:: WHAT TO DO ::
Each line below that contains "Hogg" counts once; report the total and nothing more.

──────

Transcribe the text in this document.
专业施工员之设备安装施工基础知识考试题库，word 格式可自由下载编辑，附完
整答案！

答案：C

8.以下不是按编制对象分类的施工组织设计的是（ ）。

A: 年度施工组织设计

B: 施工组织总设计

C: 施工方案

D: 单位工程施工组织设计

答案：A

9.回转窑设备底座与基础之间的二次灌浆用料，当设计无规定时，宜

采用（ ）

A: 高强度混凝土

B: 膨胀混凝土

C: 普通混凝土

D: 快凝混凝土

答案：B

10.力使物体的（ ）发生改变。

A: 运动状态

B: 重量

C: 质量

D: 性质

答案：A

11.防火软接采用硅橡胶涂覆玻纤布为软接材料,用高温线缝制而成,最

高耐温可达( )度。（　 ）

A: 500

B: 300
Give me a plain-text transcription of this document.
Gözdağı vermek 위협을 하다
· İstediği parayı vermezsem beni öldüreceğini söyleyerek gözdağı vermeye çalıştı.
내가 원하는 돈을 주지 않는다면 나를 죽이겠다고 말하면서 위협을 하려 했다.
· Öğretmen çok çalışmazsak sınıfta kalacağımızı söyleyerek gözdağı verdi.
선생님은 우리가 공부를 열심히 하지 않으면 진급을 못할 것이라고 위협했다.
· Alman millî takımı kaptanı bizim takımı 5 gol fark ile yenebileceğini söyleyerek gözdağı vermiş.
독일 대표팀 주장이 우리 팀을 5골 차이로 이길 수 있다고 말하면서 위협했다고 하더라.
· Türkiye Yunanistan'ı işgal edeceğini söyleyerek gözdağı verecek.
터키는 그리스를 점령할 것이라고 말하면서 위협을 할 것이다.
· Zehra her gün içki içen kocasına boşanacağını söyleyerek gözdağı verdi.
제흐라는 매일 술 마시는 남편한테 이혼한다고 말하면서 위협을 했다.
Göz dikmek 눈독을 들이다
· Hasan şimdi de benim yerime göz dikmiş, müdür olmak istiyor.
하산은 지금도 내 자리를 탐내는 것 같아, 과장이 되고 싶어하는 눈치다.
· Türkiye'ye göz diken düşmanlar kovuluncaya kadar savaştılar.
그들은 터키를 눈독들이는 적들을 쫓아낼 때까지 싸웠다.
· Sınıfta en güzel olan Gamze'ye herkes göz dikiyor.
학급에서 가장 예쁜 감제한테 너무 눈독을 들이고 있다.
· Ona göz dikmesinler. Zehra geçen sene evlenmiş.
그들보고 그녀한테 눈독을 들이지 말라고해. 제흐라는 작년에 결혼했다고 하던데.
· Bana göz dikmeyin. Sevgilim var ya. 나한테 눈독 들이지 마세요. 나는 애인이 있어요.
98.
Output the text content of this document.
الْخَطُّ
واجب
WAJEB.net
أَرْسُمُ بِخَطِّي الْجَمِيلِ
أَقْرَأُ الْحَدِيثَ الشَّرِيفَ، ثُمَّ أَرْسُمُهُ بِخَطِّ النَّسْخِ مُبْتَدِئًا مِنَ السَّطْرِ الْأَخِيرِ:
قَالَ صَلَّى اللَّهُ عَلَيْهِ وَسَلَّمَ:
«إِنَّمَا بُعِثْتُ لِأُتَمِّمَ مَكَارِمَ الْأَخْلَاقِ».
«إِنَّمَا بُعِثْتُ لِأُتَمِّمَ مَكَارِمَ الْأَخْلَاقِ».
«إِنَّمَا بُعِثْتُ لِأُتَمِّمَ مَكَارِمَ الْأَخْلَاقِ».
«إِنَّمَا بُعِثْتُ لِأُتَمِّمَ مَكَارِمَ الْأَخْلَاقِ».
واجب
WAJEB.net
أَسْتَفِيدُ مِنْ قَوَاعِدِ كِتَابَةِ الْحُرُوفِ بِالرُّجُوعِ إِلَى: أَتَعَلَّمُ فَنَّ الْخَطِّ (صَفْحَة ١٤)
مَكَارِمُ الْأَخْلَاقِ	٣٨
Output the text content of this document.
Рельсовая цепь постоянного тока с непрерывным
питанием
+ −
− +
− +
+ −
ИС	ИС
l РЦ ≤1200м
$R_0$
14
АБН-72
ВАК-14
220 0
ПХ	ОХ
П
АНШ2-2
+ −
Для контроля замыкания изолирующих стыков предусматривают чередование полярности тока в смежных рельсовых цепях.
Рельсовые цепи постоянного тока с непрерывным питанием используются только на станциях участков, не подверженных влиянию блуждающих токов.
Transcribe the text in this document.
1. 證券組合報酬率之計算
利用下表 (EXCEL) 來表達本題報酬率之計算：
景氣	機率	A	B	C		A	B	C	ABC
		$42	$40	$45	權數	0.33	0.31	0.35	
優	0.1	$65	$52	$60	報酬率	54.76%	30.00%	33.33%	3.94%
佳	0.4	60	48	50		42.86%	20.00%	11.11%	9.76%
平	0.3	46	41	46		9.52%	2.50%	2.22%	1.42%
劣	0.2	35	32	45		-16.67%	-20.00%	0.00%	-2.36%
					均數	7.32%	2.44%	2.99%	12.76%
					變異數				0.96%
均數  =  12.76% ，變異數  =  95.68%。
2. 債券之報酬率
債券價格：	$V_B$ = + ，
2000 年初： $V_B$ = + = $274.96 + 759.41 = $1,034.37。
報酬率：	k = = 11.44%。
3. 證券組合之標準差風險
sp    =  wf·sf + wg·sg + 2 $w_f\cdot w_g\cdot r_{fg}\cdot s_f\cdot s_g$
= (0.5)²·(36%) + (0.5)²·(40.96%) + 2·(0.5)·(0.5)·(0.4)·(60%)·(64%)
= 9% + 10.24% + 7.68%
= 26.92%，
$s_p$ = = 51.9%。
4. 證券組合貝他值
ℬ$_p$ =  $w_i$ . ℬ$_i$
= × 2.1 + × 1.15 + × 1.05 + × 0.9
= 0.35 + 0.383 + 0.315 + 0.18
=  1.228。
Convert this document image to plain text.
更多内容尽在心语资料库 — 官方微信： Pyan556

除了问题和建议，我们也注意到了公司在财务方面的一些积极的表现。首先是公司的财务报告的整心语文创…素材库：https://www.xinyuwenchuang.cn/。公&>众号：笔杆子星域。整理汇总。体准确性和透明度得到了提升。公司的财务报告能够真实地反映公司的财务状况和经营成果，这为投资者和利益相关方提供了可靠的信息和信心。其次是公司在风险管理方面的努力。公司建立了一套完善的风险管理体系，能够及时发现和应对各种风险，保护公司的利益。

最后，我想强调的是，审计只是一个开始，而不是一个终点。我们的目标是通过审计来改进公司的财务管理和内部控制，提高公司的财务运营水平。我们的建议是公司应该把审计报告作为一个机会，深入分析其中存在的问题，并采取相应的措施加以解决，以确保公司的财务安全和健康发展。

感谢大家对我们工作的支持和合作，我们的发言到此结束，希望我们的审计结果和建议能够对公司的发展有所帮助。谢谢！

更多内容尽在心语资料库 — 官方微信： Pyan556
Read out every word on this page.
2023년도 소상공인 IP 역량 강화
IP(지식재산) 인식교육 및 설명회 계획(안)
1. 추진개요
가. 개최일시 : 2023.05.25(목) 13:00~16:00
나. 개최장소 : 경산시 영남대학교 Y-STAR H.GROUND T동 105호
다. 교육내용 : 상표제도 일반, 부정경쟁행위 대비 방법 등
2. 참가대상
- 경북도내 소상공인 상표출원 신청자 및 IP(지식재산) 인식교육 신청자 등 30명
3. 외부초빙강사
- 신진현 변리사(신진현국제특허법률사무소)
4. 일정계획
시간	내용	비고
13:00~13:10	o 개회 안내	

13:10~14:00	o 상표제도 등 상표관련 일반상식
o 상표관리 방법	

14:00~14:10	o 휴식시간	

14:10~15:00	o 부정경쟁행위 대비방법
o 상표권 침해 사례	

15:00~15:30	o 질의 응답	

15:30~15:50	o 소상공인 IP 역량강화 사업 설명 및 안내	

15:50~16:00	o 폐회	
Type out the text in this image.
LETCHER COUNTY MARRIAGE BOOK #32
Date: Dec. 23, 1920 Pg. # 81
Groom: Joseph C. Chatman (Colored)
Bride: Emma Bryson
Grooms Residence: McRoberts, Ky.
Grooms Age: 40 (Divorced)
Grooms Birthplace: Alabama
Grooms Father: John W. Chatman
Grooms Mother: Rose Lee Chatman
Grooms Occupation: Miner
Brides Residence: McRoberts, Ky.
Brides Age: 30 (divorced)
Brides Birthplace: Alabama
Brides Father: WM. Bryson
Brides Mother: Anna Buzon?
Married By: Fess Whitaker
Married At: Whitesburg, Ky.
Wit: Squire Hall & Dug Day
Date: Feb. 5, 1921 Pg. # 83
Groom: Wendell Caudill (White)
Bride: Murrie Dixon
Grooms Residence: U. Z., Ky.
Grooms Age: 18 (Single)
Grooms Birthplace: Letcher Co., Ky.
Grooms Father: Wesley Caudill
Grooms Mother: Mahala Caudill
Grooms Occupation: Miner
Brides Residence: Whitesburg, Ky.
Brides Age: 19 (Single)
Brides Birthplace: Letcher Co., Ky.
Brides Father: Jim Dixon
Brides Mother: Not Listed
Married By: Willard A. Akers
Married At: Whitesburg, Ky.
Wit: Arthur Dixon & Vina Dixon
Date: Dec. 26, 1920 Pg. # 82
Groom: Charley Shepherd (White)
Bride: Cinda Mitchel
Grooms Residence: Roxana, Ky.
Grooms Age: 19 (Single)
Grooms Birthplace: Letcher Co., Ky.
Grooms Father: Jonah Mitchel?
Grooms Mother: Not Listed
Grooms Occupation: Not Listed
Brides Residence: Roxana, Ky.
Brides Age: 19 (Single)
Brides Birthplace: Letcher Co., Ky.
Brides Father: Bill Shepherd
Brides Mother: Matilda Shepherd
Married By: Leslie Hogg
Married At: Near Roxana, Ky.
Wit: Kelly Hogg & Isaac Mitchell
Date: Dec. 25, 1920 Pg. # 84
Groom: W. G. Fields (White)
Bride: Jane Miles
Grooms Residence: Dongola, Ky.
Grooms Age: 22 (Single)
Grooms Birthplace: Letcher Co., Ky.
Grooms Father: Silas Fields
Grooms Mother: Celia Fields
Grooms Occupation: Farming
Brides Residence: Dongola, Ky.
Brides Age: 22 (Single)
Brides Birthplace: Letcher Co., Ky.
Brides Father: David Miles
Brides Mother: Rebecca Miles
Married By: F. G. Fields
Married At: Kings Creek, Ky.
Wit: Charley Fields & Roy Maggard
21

──────

:: EXERCISE ANSWER ::
2